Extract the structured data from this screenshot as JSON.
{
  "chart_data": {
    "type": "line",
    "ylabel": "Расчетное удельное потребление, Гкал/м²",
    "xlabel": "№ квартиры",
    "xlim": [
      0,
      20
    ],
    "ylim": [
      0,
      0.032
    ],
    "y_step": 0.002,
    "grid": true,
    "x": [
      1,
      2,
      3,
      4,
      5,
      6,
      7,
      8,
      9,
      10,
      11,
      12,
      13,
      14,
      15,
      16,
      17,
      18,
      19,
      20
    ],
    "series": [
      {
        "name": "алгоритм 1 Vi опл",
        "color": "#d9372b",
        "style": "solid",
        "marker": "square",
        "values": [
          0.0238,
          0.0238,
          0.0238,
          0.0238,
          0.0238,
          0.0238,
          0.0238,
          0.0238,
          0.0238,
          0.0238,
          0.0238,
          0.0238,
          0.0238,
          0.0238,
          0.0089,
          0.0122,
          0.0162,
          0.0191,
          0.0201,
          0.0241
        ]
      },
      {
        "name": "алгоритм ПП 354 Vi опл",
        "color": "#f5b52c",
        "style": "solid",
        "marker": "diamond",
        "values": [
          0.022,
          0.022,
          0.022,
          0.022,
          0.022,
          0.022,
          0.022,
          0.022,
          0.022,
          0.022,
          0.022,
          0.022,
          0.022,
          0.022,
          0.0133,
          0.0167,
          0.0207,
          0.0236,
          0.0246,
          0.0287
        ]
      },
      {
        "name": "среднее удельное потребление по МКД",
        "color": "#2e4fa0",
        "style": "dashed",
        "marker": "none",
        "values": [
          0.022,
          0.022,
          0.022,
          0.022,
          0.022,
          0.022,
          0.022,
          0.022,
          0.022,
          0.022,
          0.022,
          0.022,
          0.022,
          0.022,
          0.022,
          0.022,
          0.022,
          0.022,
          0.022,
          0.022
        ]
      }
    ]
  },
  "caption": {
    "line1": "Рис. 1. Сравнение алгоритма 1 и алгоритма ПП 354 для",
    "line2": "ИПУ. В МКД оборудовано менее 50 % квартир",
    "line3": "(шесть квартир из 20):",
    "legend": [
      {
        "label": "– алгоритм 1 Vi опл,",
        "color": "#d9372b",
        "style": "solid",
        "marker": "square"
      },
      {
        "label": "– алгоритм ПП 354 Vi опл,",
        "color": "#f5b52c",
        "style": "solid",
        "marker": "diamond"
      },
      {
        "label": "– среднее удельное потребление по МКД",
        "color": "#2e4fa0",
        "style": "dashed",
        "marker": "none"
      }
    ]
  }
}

» PROBLEM DETAILS
Say how many lines above hold the word "среднее", giving only the count.

» REPLY TO THE TASK
2